Count how many lines mention the word "노동생산성". Write that number alone.

*** INFORMATION PROVIDED

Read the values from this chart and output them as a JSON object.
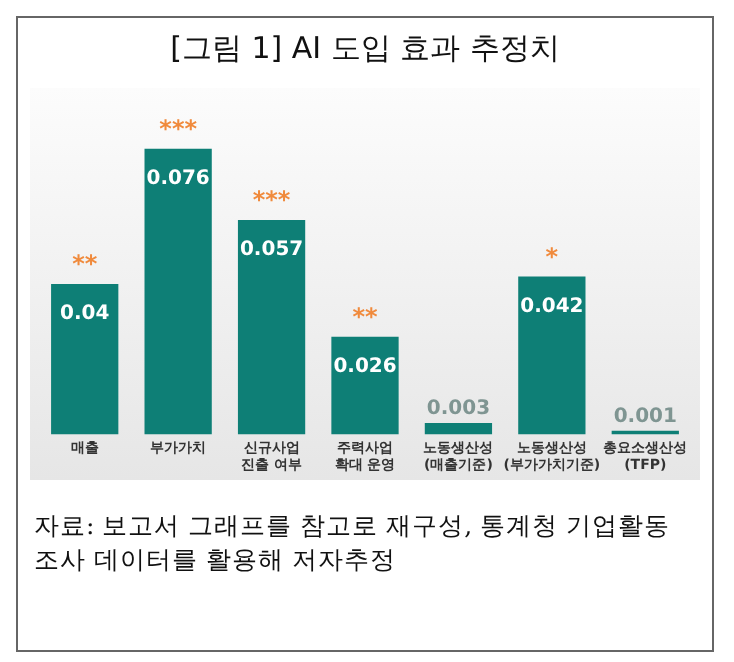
{
  "chart_data": {
    "type": "bar",
    "title": "[그림 1] AI 도입 효과 추정치",
    "categories": [
      "매출",
      "부가가치",
      "신규사업\n진출 여부",
      "주력사업\n확대 운영",
      "노동생산성\n(매출기준)",
      "노동생산성\n(부가가치기준)",
      "총요소생산성\n(TFP)"
    ],
    "values": [
      0.04,
      0.076,
      0.057,
      0.026,
      0.003,
      0.042,
      0.001
    ],
    "color": "#0e7f76",
    "data_labels": true,
    "grid": false,
    "legend": false,
    "tick_labels": "x",
    "annotations": [
      {
        "text": "**",
        "x": "매출",
        "y": 0.04
      },
      {
        "text": "***",
        "x": "부가가치",
        "y": 0.076
      },
      {
        "text": "***",
        "x": "신규사업\n진출 여부",
        "y": 0.057
      },
      {
        "text": "**",
        "x": "주력사업\n확대 운영",
        "y": 0.026
      },
      {
        "text": "*",
        "x": "노동생산성\n(부가가치기준)",
        "y": 0.042
      },
      "자료: 보고서 그래프를 참고로 재구성, 통계청 기업활동 조사 데이터를 활용해 저자추정"
    ]
  }
}
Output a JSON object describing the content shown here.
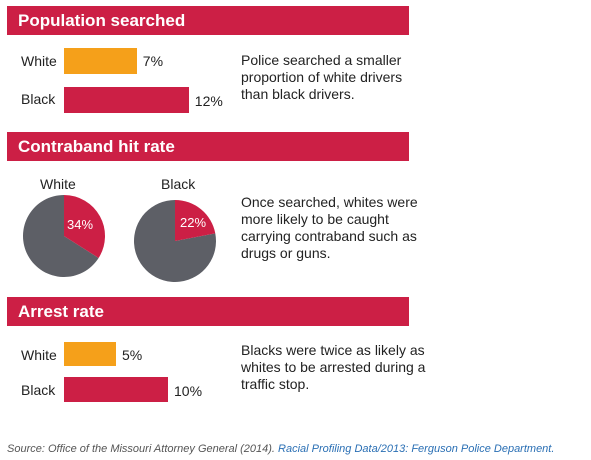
{
  "colors": {
    "header_bg": "#cc1f45",
    "white_bar": "#f5a01a",
    "black_bar": "#cc1f45",
    "pie_highlight": "#cc1f45",
    "pie_rest": "#5d5f66"
  },
  "sections": {
    "searched": {
      "title": "Population searched",
      "note": "Police searched a smaller proportion of white drivers than black drivers."
    },
    "contraband": {
      "title": "Contraband hit rate",
      "note": "Once searched, whites were more likely to be caught carrying contraband such as drugs or guns."
    },
    "arrest": {
      "title": "Arrest rate",
      "note": "Blacks were twice as likely as whites to be arrested during a traffic stop."
    }
  },
  "chart_data": [
    {
      "type": "bar",
      "title": "Population searched",
      "categories": [
        "White",
        "Black"
      ],
      "values": [
        7,
        12
      ],
      "value_labels": [
        "7%",
        "12%"
      ],
      "unit": "%"
    },
    {
      "type": "pie",
      "title": "Contraband hit rate",
      "pies": [
        {
          "label": "White",
          "value": 34,
          "value_label": "34%"
        },
        {
          "label": "Black",
          "value": 22,
          "value_label": "22%"
        }
      ],
      "unit": "%"
    },
    {
      "type": "bar",
      "title": "Arrest rate",
      "categories": [
        "White",
        "Black"
      ],
      "values": [
        5,
        10
      ],
      "value_labels": [
        "5%",
        "10%"
      ],
      "unit": "%"
    }
  ],
  "source": {
    "prefix": "Source: Office of the Missouri Attorney General (2014). ",
    "link_text": "Racial Profiling Data/2013: Ferguson Police Department."
  }
}
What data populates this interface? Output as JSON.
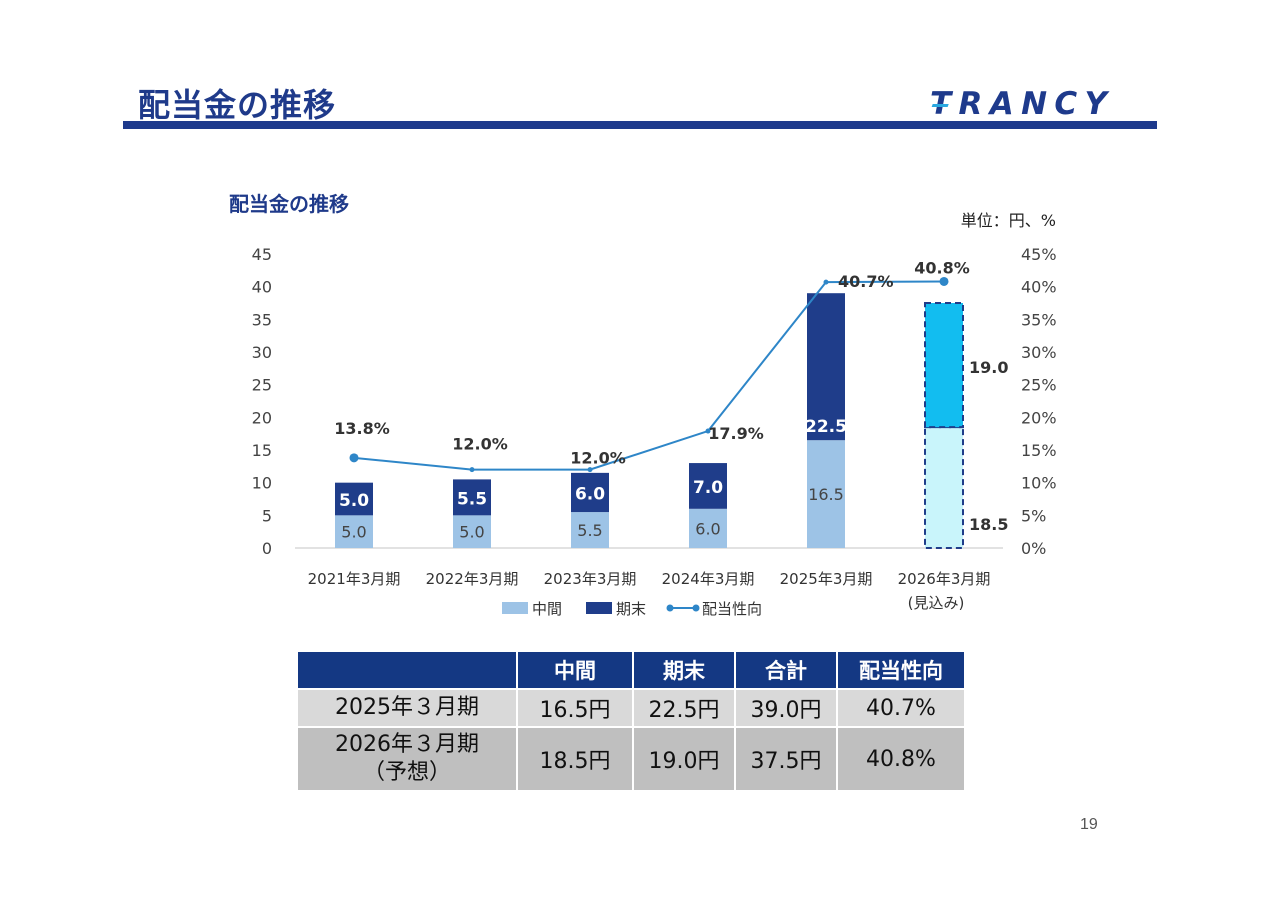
{
  "slide": {
    "title": "配当金の推移",
    "logo_text": "TRANCY",
    "page_number": "19"
  },
  "colors": {
    "brand_navy": "#1e3a8c",
    "interim": "#9dc3e6",
    "year_end": "#1f3d8a",
    "forecast_interim": "#c9f5fb",
    "forecast_year_end": "#12bdf0",
    "payout_line": "#2e86c8",
    "table_header": "#143883"
  },
  "chart_data": {
    "type": "bar",
    "stacked": true,
    "title": "配当金の推移",
    "unit_note": "単位：円、%",
    "categories": [
      "2021年3月期",
      "2022年3月期",
      "2023年3月期",
      "2024年3月期",
      "2025年3月期",
      "2026年3月期"
    ],
    "category_sublabels": [
      "",
      "",
      "",
      "",
      "",
      "(見込み)"
    ],
    "series": [
      {
        "name": "中間",
        "type": "bar",
        "axis": "left",
        "values": [
          5.0,
          5.0,
          5.5,
          6.0,
          16.5,
          18.5
        ],
        "labels": [
          "5.0",
          "5.0",
          "5.5",
          "6.0",
          "16.5",
          "18.5"
        ]
      },
      {
        "name": "期末",
        "type": "bar",
        "axis": "left",
        "values": [
          5.0,
          5.5,
          6.0,
          7.0,
          22.5,
          19.0
        ],
        "labels": [
          "5.0",
          "5.5",
          "6.0",
          "7.0",
          "22.5",
          "19.0"
        ]
      },
      {
        "name": "配当性向",
        "type": "line",
        "axis": "right",
        "values": [
          13.8,
          12.0,
          12.0,
          17.9,
          40.7,
          40.8
        ],
        "labels": [
          "13.8%",
          "12.0%",
          "12.0%",
          "17.9%",
          "40.7%",
          "40.8%"
        ]
      }
    ],
    "forecast_index": 5,
    "ylim_left": [
      0,
      45
    ],
    "yticks_left": [
      "0",
      "5",
      "10",
      "15",
      "20",
      "25",
      "30",
      "35",
      "40",
      "45"
    ],
    "ylim_right": [
      0,
      45
    ],
    "yticks_right": [
      "0%",
      "5%",
      "10%",
      "15%",
      "20%",
      "25%",
      "30%",
      "35%",
      "40%",
      "45%"
    ],
    "grid": false,
    "legend_position": "bottom"
  },
  "table": {
    "headers": [
      "",
      "中間",
      "期末",
      "合計",
      "配当性向"
    ],
    "rows": [
      {
        "label": "2025年３月期",
        "label_sub": "",
        "cells": [
          "16.5円",
          "22.5円",
          "39.0円",
          "40.7%"
        ]
      },
      {
        "label": "2026年３月期",
        "label_sub": "（予想）",
        "cells": [
          "18.5円",
          "19.0円",
          "37.5円",
          "40.8%"
        ]
      }
    ]
  }
}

******

#### SOLUTION TO THE EXERCISE:
3